Give back every line exactly as it appears, pictures excluded.

↓↓↓

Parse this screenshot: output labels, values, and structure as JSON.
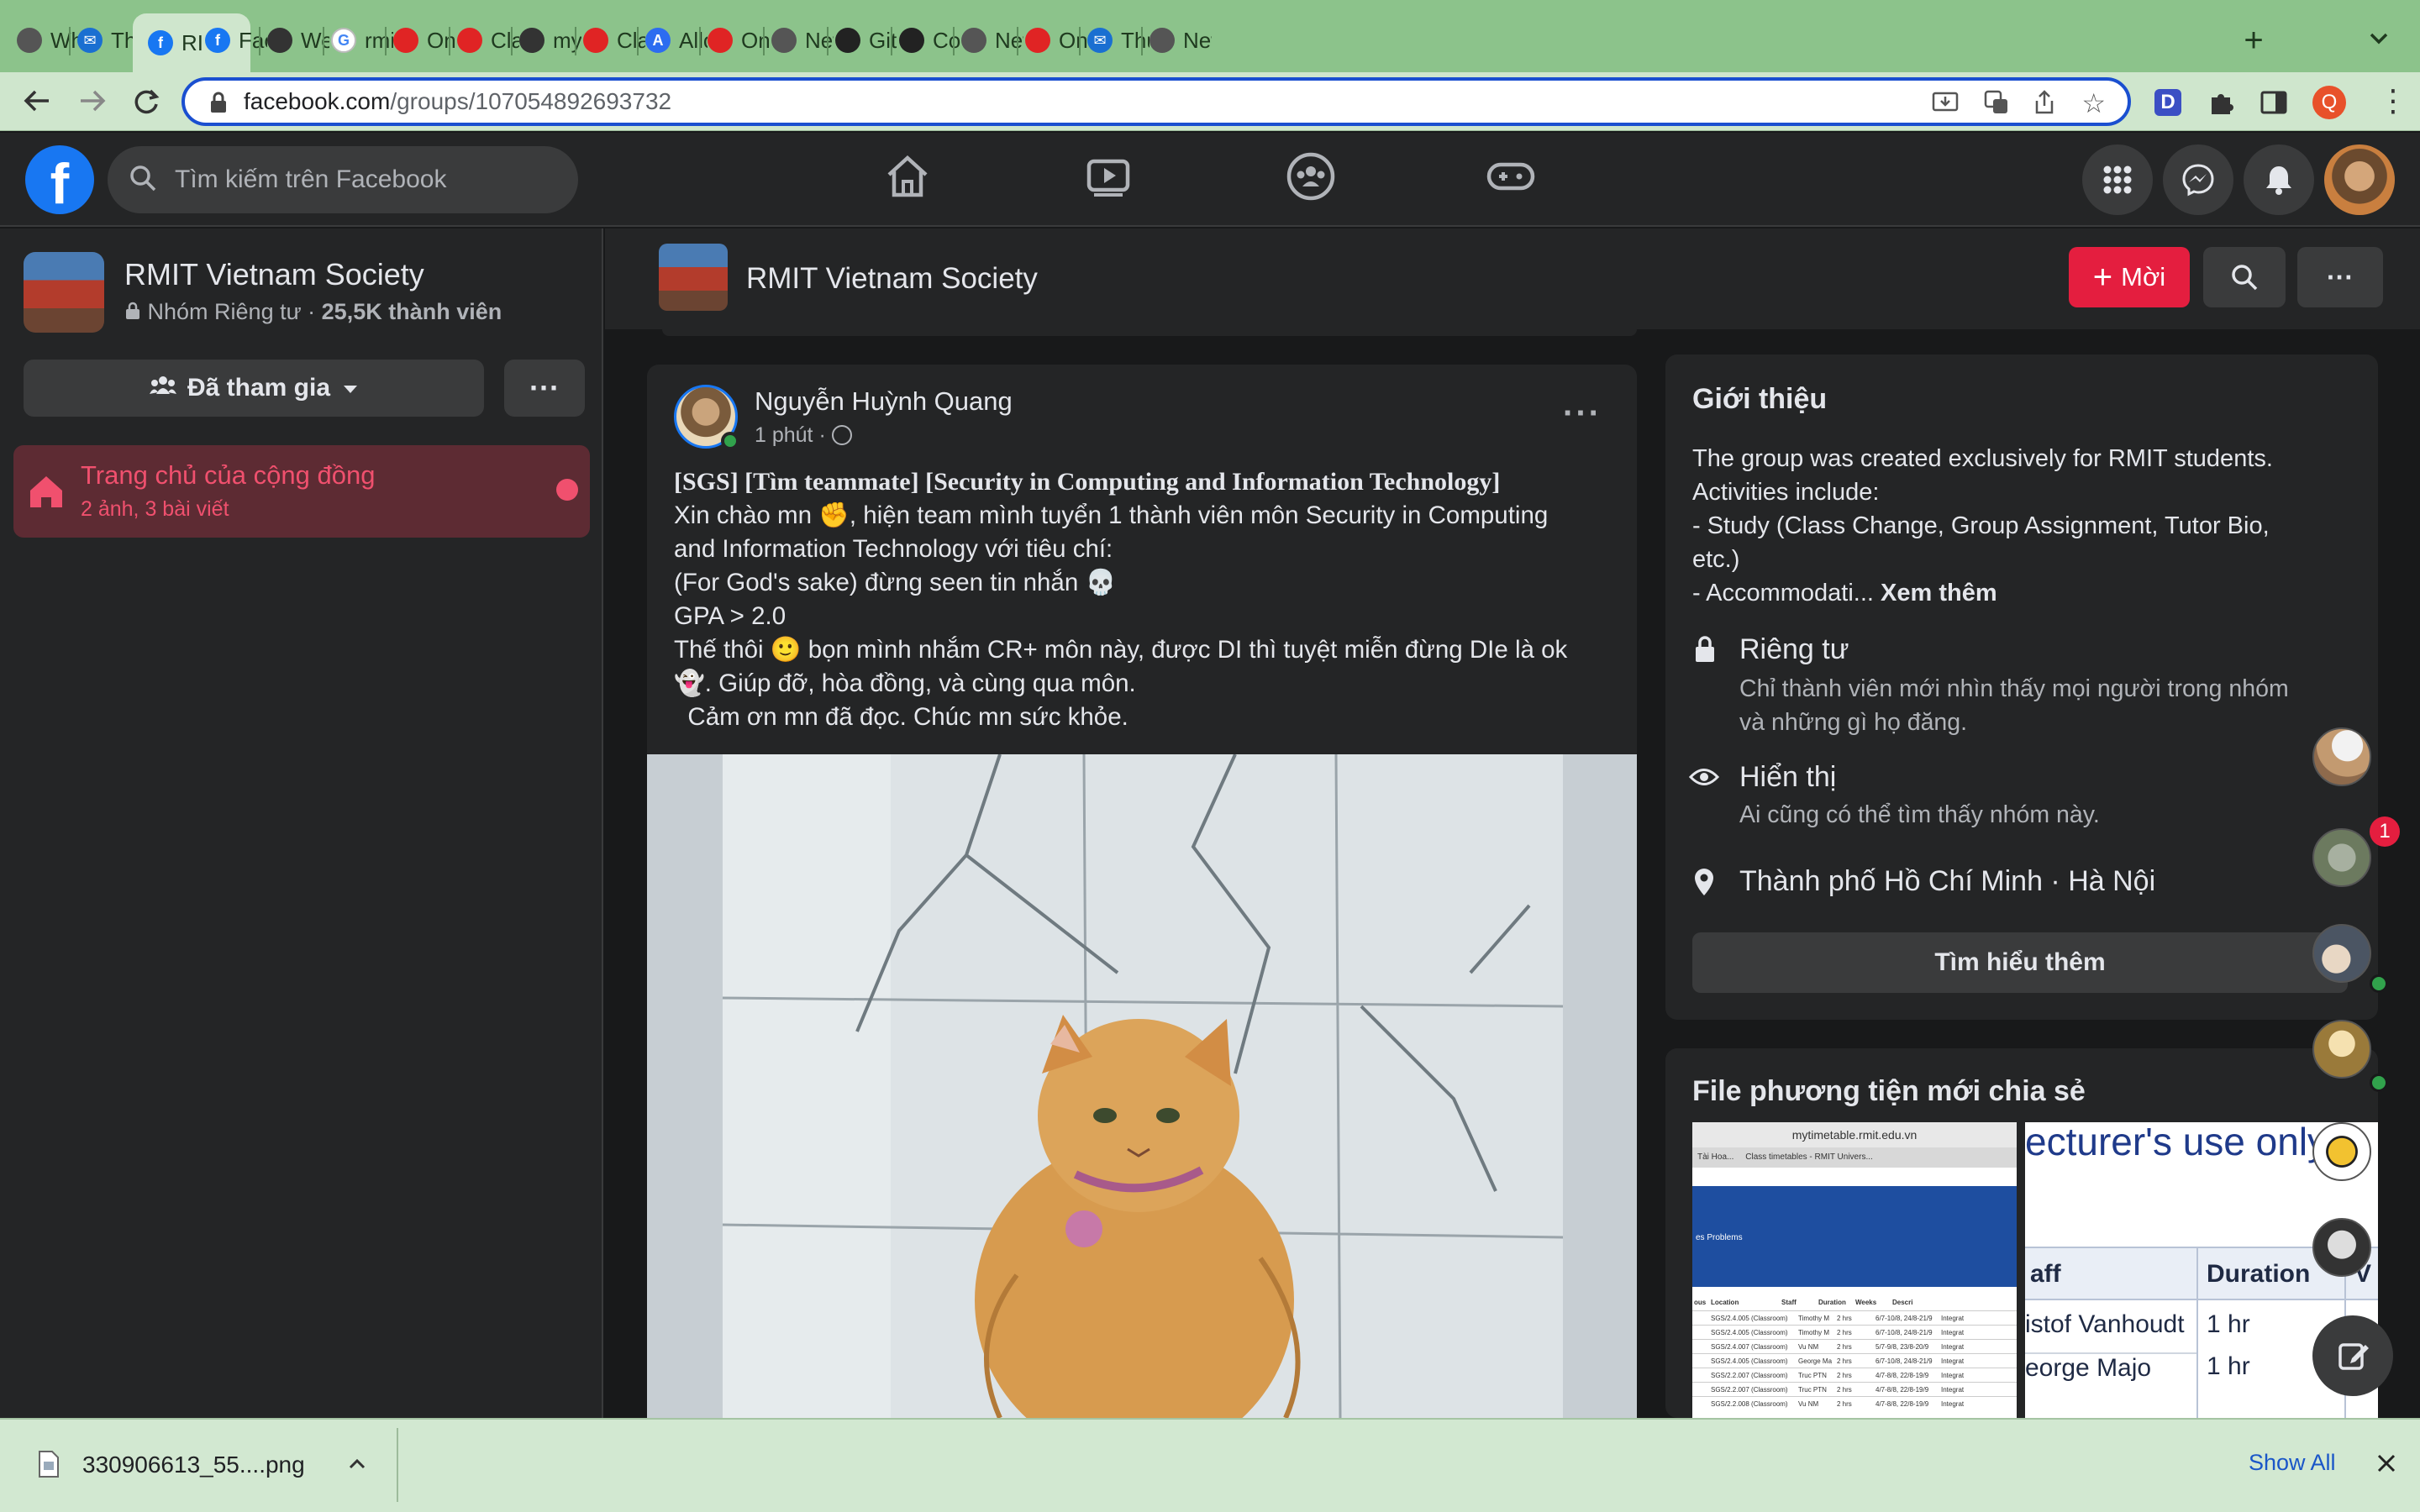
{
  "browser": {
    "tabs": [
      {
        "label": "What",
        "icon": "chrome-icon"
      },
      {
        "label": "Thư",
        "icon": "outlook-icon"
      },
      {
        "label": "RI",
        "icon": "facebook-icon",
        "active": true
      },
      {
        "label": "Facel",
        "icon": "facebook-icon"
      },
      {
        "label": "Welc",
        "icon": "globe-icon"
      },
      {
        "label": "rmit",
        "icon": "google-icon"
      },
      {
        "label": "Onlin",
        "icon": "red-circle-icon"
      },
      {
        "label": "Class",
        "icon": "red-circle-icon"
      },
      {
        "label": "myap",
        "icon": "globe-icon"
      },
      {
        "label": "Class",
        "icon": "red-circle-icon"
      },
      {
        "label": "Alloc",
        "icon": "a-icon"
      },
      {
        "label": "Onlin",
        "icon": "red-circle-icon"
      },
      {
        "label": "New",
        "icon": "chrome-icon"
      },
      {
        "label": "GitHu",
        "icon": "github-icon"
      },
      {
        "label": "Com",
        "icon": "github-icon"
      },
      {
        "label": "New",
        "icon": "chrome-icon"
      },
      {
        "label": "Onlin",
        "icon": "red-circle-icon"
      },
      {
        "label": "Thư",
        "icon": "outlook-icon"
      },
      {
        "label": "New",
        "icon": "chrome-icon"
      }
    ],
    "url_domain": "facebook.com",
    "url_path": "/groups/107054892693732",
    "profile_letter": "Q",
    "ext_letter": "D"
  },
  "fb": {
    "logo": "f",
    "search_placeholder": "Tìm kiếm trên Facebook",
    "notification_count": "1"
  },
  "sidebar": {
    "group_name": "RMIT Vietnam Society",
    "group_meta_a": "Nhóm Riêng tư · ",
    "group_meta_b": "25,5K thành viên",
    "joined_label": "Đã tham gia",
    "more_label": "···",
    "home_title": "Trang chủ của cộng đồng",
    "home_sub": "2 ảnh, 3 bài viết"
  },
  "header": {
    "group_name": "RMIT Vietnam Society",
    "invite_label": "Mời",
    "more_label": "···"
  },
  "post": {
    "author": "Nguyễn Huỳnh Quang",
    "time": "1 phút · ",
    "more": "···",
    "lines": [
      "[SGS] [Tìm teammate] [Security in Computing and Information Technology]",
      "Xin chào mn ✊, hiện team mình tuyển 1 thành viên môn Security in Computing",
      "and Information Technology với tiêu chí:",
      "(For God's sake) đừng seen tin nhắn 💀",
      "GPA > 2.0",
      "Thế thôi 🙂 bọn mình nhắm CR+ môn này, được DI thì tuyệt miễn đừng DIe là ok",
      "👻. Giúp đỡ, hòa đồng, và cùng qua môn.",
      "  Cảm ơn mn đã đọc. Chúc mn sức khỏe."
    ]
  },
  "about": {
    "title": "Giới thiệu",
    "desc_lines": [
      "The group was created exclusively for RMIT students.",
      "Activities include:",
      "- Study (Class Change, Group Assignment, Tutor Bio,",
      "etc.)",
      "- Accommodati... "
    ],
    "see_more": "Xem thêm",
    "private_title": "Riêng tư",
    "private_desc_1": "Chỉ thành viên mới nhìn thấy mọi người trong nhóm",
    "private_desc_2": "và những gì họ đăng.",
    "visible_title": "Hiển thị",
    "visible_desc": "Ai cũng có thể tìm thấy nhóm này.",
    "location": "Thành phố Hồ Chí Minh · Hà Nội",
    "learn_more": "Tìm hiểu thêm"
  },
  "media": {
    "title": "File phương tiện mới chia sẻ",
    "thumb1_url": "mytimetable.rmit.edu.vn",
    "thumb1_tab": "Class timetables - RMIT Univers...",
    "thumb1_tab0": "Tài Hoa...",
    "thumb1_problems": "es Problems",
    "thumb1_cols": [
      "ous",
      "Location",
      "Staff",
      "Duration",
      "Weeks",
      "Descri"
    ],
    "thumb1_rows": [
      [
        "SGS/2.4.005 (Classroom)",
        "Timothy M",
        "2 hrs",
        "6/7-10/8, 24/8-21/9",
        "Integrat"
      ],
      [
        "SGS/2.4.005 (Classroom)",
        "Timothy M",
        "2 hrs",
        "6/7-10/8, 24/8-21/9",
        "Integrat"
      ],
      [
        "SGS/2.4.007 (Classroom)",
        "Vu NM",
        "2 hrs",
        "5/7-9/8, 23/8-20/9",
        "Integrat"
      ],
      [
        "SGS/2.4.005 (Classroom)",
        "George Majo",
        "2 hrs",
        "6/7-10/8, 24/8-21/9",
        "Integrat"
      ],
      [
        "SGS/2.2.007 (Classroom)",
        "Truc PTN",
        "2 hrs",
        "4/7-8/8, 22/8-19/9",
        "Integrat"
      ],
      [
        "SGS/2.2.007 (Classroom)",
        "Truc PTN",
        "2 hrs",
        "4/7-8/8, 22/8-19/9",
        "Integrat"
      ],
      [
        "SGS/2.2.008 (Classroom)",
        "Vu NM",
        "2 hrs",
        "4/7-8/8, 22/8-19/9",
        "Integrat"
      ]
    ],
    "thumb2_heading": "ecturer's use only",
    "thumb2_col_staff": "aff",
    "thumb2_col_duration": "Duration",
    "thumb2_col_extra": "V",
    "thumb2_rows": [
      {
        "name": "istof Vanhoudt",
        "dur": "1 hr",
        "extra": ""
      },
      {
        "name": "eorge Majo",
        "dur": "1 hr",
        "extra": "S"
      }
    ]
  },
  "download": {
    "file": "330906613_55....png",
    "show_all": "Show All"
  }
}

↑↑↑

**WORKED ANSWER**:
Parse this screenshot: output labels, values, and structure as JSON.
{
  "browser": {
    "tabs": [
      {
        "label": "What",
        "icon": "chrome-icon"
      },
      {
        "label": "Thư",
        "icon": "outlook-icon"
      },
      {
        "label": "RI",
        "icon": "facebook-icon",
        "active": true
      },
      {
        "label": "Facel",
        "icon": "facebook-icon"
      },
      {
        "label": "Welc",
        "icon": "globe-icon"
      },
      {
        "label": "rmit",
        "icon": "google-icon"
      },
      {
        "label": "Onlin",
        "icon": "red-circle-icon"
      },
      {
        "label": "Class",
        "icon": "red-circle-icon"
      },
      {
        "label": "myap",
        "icon": "globe-icon"
      },
      {
        "label": "Class",
        "icon": "red-circle-icon"
      },
      {
        "label": "Alloc",
        "icon": "a-icon"
      },
      {
        "label": "Onlin",
        "icon": "red-circle-icon"
      },
      {
        "label": "New",
        "icon": "chrome-icon"
      },
      {
        "label": "GitHu",
        "icon": "github-icon"
      },
      {
        "label": "Com",
        "icon": "github-icon"
      },
      {
        "label": "New",
        "icon": "chrome-icon"
      },
      {
        "label": "Onlin",
        "icon": "red-circle-icon"
      },
      {
        "label": "Thư",
        "icon": "outlook-icon"
      },
      {
        "label": "New",
        "icon": "chrome-icon"
      }
    ],
    "url_domain": "facebook.com",
    "url_path": "/groups/107054892693732",
    "profile_letter": "Q",
    "ext_letter": "D"
  },
  "fb": {
    "logo": "f",
    "search_placeholder": "Tìm kiếm trên Facebook",
    "notification_count": "1"
  },
  "sidebar": {
    "group_name": "RMIT Vietnam Society",
    "group_meta_a": "Nhóm Riêng tư · ",
    "group_meta_b": "25,5K thành viên",
    "joined_label": "Đã tham gia",
    "more_label": "···",
    "home_title": "Trang chủ của cộng đồng",
    "home_sub": "2 ảnh, 3 bài viết"
  },
  "header": {
    "group_name": "RMIT Vietnam Society",
    "invite_label": "Mời",
    "more_label": "···"
  },
  "post": {
    "author": "Nguyễn Huỳnh Quang",
    "time": "1 phút · ",
    "more": "···",
    "lines": [
      "[SGS] [Tìm teammate] [Security in Computing and Information Technology]",
      "Xin chào mn ✊, hiện team mình tuyển 1 thành viên môn Security in Computing",
      "and Information Technology với tiêu chí:",
      "(For God's sake) đừng seen tin nhắn 💀",
      "GPA > 2.0",
      "Thế thôi 🙂 bọn mình nhắm CR+ môn này, được DI thì tuyệt miễn đừng DIe là ok",
      "👻. Giúp đỡ, hòa đồng, và cùng qua môn.",
      "  Cảm ơn mn đã đọc. Chúc mn sức khỏe."
    ]
  },
  "about": {
    "title": "Giới thiệu",
    "desc_lines": [
      "The group was created exclusively for RMIT students.",
      "Activities include:",
      "- Study (Class Change, Group Assignment, Tutor Bio,",
      "etc.)",
      "- Accommodati... "
    ],
    "see_more": "Xem thêm",
    "private_title": "Riêng tư",
    "private_desc_1": "Chỉ thành viên mới nhìn thấy mọi người trong nhóm",
    "private_desc_2": "và những gì họ đăng.",
    "visible_title": "Hiển thị",
    "visible_desc": "Ai cũng có thể tìm thấy nhóm này.",
    "location": "Thành phố Hồ Chí Minh · Hà Nội",
    "learn_more": "Tìm hiểu thêm"
  },
  "media": {
    "title": "File phương tiện mới chia sẻ",
    "thumb1_url": "mytimetable.rmit.edu.vn",
    "thumb1_tab": "Class timetables - RMIT Univers...",
    "thumb1_tab0": "Tài Hoa...",
    "thumb1_problems": "es Problems",
    "thumb1_cols": [
      "ous",
      "Location",
      "Staff",
      "Duration",
      "Weeks",
      "Descri"
    ],
    "thumb1_rows": [
      [
        "SGS/2.4.005 (Classroom)",
        "Timothy M",
        "2 hrs",
        "6/7-10/8, 24/8-21/9",
        "Integrat"
      ],
      [
        "SGS/2.4.005 (Classroom)",
        "Timothy M",
        "2 hrs",
        "6/7-10/8, 24/8-21/9",
        "Integrat"
      ],
      [
        "SGS/2.4.007 (Classroom)",
        "Vu NM",
        "2 hrs",
        "5/7-9/8, 23/8-20/9",
        "Integrat"
      ],
      [
        "SGS/2.4.005 (Classroom)",
        "George Majo",
        "2 hrs",
        "6/7-10/8, 24/8-21/9",
        "Integrat"
      ],
      [
        "SGS/2.2.007 (Classroom)",
        "Truc PTN",
        "2 hrs",
        "4/7-8/8, 22/8-19/9",
        "Integrat"
      ],
      [
        "SGS/2.2.007 (Classroom)",
        "Truc PTN",
        "2 hrs",
        "4/7-8/8, 22/8-19/9",
        "Integrat"
      ],
      [
        "SGS/2.2.008 (Classroom)",
        "Vu NM",
        "2 hrs",
        "4/7-8/8, 22/8-19/9",
        "Integrat"
      ]
    ],
    "thumb2_heading": "ecturer's use only",
    "thumb2_col_staff": "aff",
    "thumb2_col_duration": "Duration",
    "thumb2_col_extra": "V",
    "thumb2_rows": [
      {
        "name": "istof Vanhoudt",
        "dur": "1 hr",
        "extra": ""
      },
      {
        "name": "eorge Majo",
        "dur": "1 hr",
        "extra": "S"
      }
    ]
  },
  "download": {
    "file": "330906613_55....png",
    "show_all": "Show All"
  }
}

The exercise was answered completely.